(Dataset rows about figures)
—————

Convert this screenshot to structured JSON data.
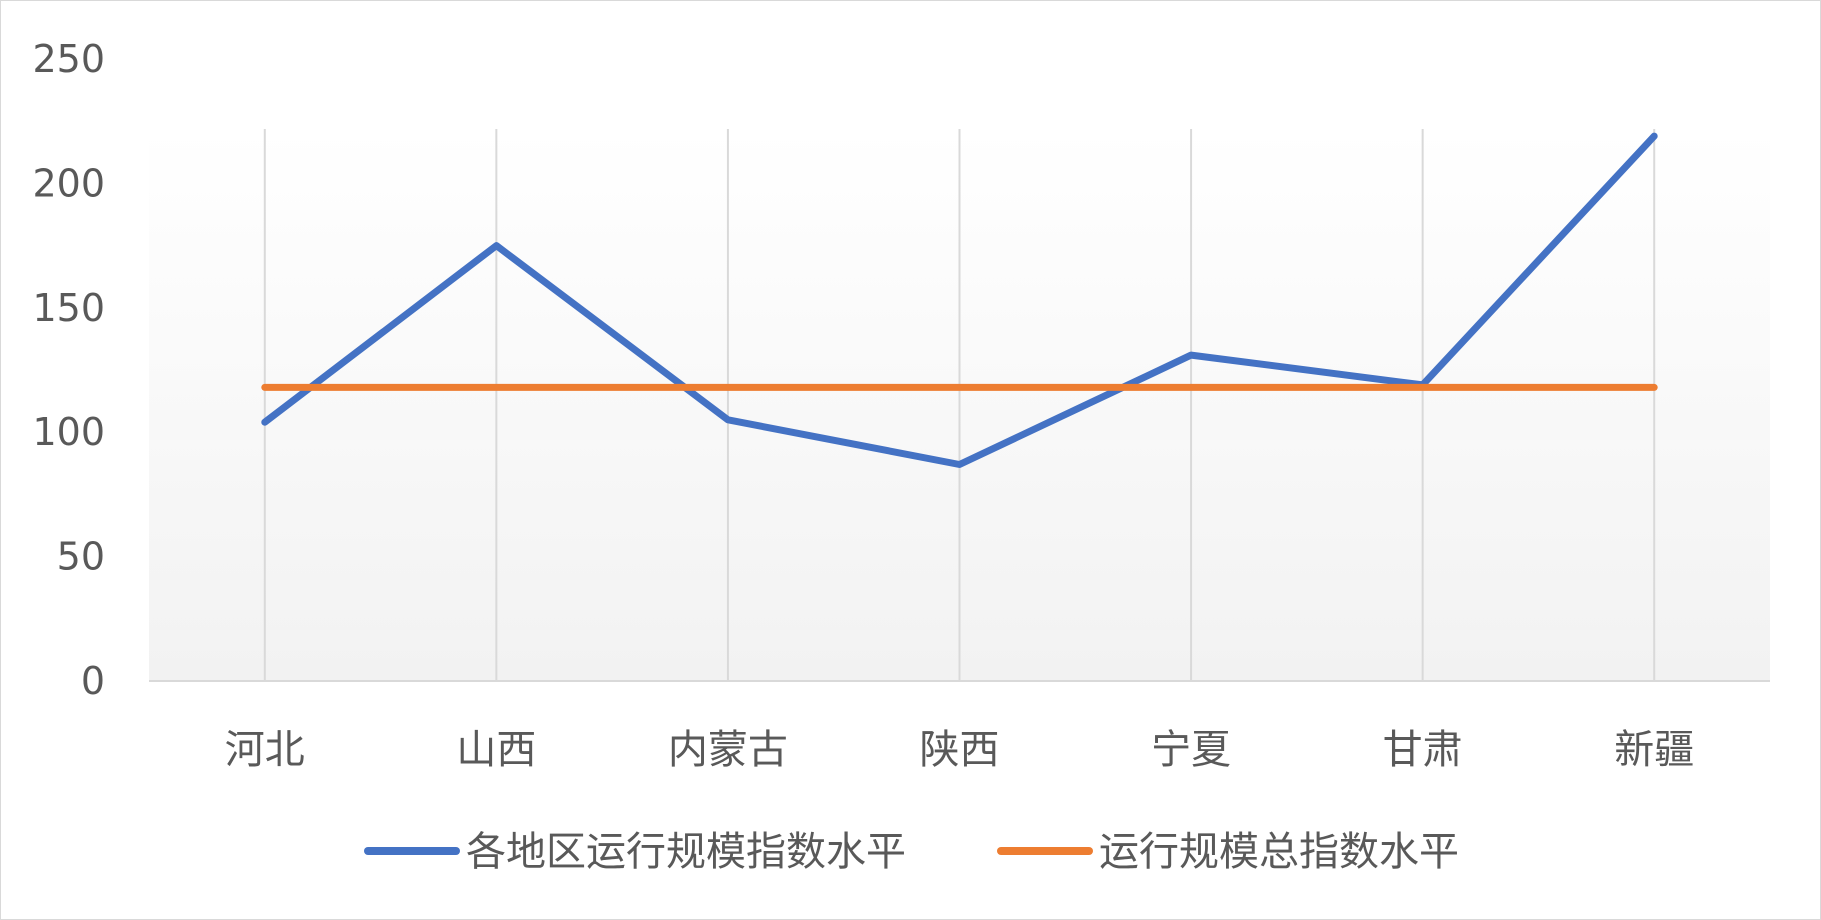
{
  "chart_data": {
    "type": "line",
    "title": "",
    "xlabel": "",
    "ylabel": "",
    "categories": [
      "河北",
      "山西",
      "内蒙古",
      "陕西",
      "宁夏",
      "甘肃",
      "新疆"
    ],
    "series": [
      {
        "name": "各地区运行规模指数水平",
        "color": "#4472C4",
        "values": [
          104,
          175,
          105,
          87,
          131,
          119,
          219
        ]
      },
      {
        "name": "运行规模总指数水平",
        "color": "#ED7D31",
        "values": [
          118,
          118,
          118,
          118,
          118,
          118,
          118
        ]
      }
    ],
    "ylim": [
      0,
      250
    ],
    "yticks": [
      0,
      50,
      100,
      150,
      200,
      250
    ],
    "grid": "vertical",
    "legend": "bottom"
  }
}
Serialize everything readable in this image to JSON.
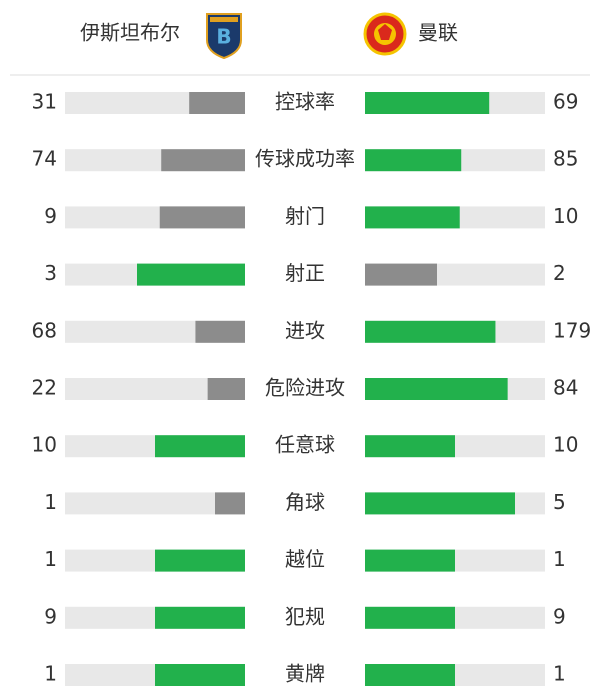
{
  "teams": {
    "home": "伊斯坦布尔",
    "away": "曼联"
  },
  "colors": {
    "leading": "#22b14c",
    "trailing": "#8c8c8c",
    "track": "#e8e8e8"
  },
  "stats": [
    {
      "label": "控球率",
      "home": 31,
      "away": 69
    },
    {
      "label": "传球成功率",
      "home": 74,
      "away": 85
    },
    {
      "label": "射门",
      "home": 9,
      "away": 10
    },
    {
      "label": "射正",
      "home": 3,
      "away": 2
    },
    {
      "label": "进攻",
      "home": 68,
      "away": 179
    },
    {
      "label": "危险进攻",
      "home": 22,
      "away": 84
    },
    {
      "label": "任意球",
      "home": 10,
      "away": 10
    },
    {
      "label": "角球",
      "home": 1,
      "away": 5
    },
    {
      "label": "越位",
      "home": 1,
      "away": 1
    },
    {
      "label": "犯规",
      "home": 9,
      "away": 9
    },
    {
      "label": "黄牌",
      "home": 1,
      "away": 1
    }
  ]
}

—————

» WRITTEN INSTRUCTION: Take every line that includes the string "home" and copy it.

» ANSWER TO THIS PROBLEM:
    "home": "伊斯坦布尔",
      "home": 31,
      "home": 74,
      "home": 9,
      "home": 3,
      "home": 68,
      "home": 22,
      "home": 10,
      "home": 1,
      "home": 1,
      "home": 9,
      "home": 1,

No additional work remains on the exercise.